* _TASK DESCRIPTION_:
Output the full material exactly as it appears here.

## begin RECORDS FOR THIS EXERCISE

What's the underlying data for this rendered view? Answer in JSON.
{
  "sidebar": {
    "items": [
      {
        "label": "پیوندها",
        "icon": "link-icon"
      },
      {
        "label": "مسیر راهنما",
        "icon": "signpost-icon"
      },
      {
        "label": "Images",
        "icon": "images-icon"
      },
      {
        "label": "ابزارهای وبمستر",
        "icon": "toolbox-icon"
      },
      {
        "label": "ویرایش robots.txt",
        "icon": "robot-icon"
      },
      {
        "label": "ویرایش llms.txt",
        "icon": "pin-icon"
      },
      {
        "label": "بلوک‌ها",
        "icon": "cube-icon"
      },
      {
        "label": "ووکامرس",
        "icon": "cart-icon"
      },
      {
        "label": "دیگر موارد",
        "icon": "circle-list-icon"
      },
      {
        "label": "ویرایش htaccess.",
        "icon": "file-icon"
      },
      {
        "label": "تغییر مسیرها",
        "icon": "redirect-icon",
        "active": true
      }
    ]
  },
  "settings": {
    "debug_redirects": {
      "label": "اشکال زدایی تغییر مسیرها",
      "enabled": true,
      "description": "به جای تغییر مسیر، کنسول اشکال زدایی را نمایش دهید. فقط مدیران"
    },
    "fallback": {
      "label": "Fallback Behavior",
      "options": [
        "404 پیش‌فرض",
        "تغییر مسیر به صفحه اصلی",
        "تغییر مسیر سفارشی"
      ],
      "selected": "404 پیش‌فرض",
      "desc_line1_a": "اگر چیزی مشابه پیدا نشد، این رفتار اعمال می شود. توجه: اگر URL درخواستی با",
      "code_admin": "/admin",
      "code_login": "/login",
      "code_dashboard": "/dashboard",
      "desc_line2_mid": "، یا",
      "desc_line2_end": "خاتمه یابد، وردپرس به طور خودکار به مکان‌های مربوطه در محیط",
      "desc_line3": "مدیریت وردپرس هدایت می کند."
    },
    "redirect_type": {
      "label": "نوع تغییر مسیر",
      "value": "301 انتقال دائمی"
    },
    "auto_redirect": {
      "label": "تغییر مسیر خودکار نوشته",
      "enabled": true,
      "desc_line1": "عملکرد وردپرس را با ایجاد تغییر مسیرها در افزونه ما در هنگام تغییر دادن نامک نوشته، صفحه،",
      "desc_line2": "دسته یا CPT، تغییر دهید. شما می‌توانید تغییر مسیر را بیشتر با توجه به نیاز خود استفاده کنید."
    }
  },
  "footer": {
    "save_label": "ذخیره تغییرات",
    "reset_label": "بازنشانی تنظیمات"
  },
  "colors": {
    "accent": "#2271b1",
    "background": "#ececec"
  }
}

## end RECORDS FOR THIS EXERCISE

* _RIGHT ANSWER_:
What's the underlying data for this rendered view? Answer in JSON.
{
  "sidebar": {
    "items": [
      {
        "label": "پیوندها",
        "icon": "link-icon"
      },
      {
        "label": "مسیر راهنما",
        "icon": "signpost-icon"
      },
      {
        "label": "Images",
        "icon": "images-icon"
      },
      {
        "label": "ابزارهای وبمستر",
        "icon": "toolbox-icon"
      },
      {
        "label": "ویرایش robots.txt",
        "icon": "robot-icon"
      },
      {
        "label": "ویرایش llms.txt",
        "icon": "pin-icon"
      },
      {
        "label": "بلوک‌ها",
        "icon": "cube-icon"
      },
      {
        "label": "ووکامرس",
        "icon": "cart-icon"
      },
      {
        "label": "دیگر موارد",
        "icon": "circle-list-icon"
      },
      {
        "label": "ویرایش htaccess.",
        "icon": "file-icon"
      },
      {
        "label": "تغییر مسیرها",
        "icon": "redirect-icon",
        "active": true
      }
    ]
  },
  "settings": {
    "debug_redirects": {
      "label": "اشکال زدایی تغییر مسیرها",
      "enabled": true,
      "description": "به جای تغییر مسیر، کنسول اشکال زدایی را نمایش دهید. فقط مدیران"
    },
    "fallback": {
      "label": "Fallback Behavior",
      "options": [
        "404 پیش‌فرض",
        "تغییر مسیر به صفحه اصلی",
        "تغییر مسیر سفارشی"
      ],
      "selected": "404 پیش‌فرض",
      "desc_line1_a": "اگر چیزی مشابه پیدا نشد، این رفتار اعمال می شود. توجه: اگر URL درخواستی با",
      "code_admin": "/admin",
      "code_login": "/login",
      "code_dashboard": "/dashboard",
      "desc_line2_mid": "، یا",
      "desc_line2_end": "خاتمه یابد، وردپرس به طور خودکار به مکان‌های مربوطه در محیط",
      "desc_line3": "مدیریت وردپرس هدایت می کند."
    },
    "redirect_type": {
      "label": "نوع تغییر مسیر",
      "value": "301 انتقال دائمی"
    },
    "auto_redirect": {
      "label": "تغییر مسیر خودکار نوشته",
      "enabled": true,
      "desc_line1": "عملکرد وردپرس را با ایجاد تغییر مسیرها در افزونه ما در هنگام تغییر دادن نامک نوشته، صفحه،",
      "desc_line2": "دسته یا CPT، تغییر دهید. شما می‌توانید تغییر مسیر را بیشتر با توجه به نیاز خود استفاده کنید."
    }
  },
  "footer": {
    "save_label": "ذخیره تغییرات",
    "reset_label": "بازنشانی تنظیمات"
  },
  "colors": {
    "accent": "#2271b1",
    "background": "#ececec"
  }
}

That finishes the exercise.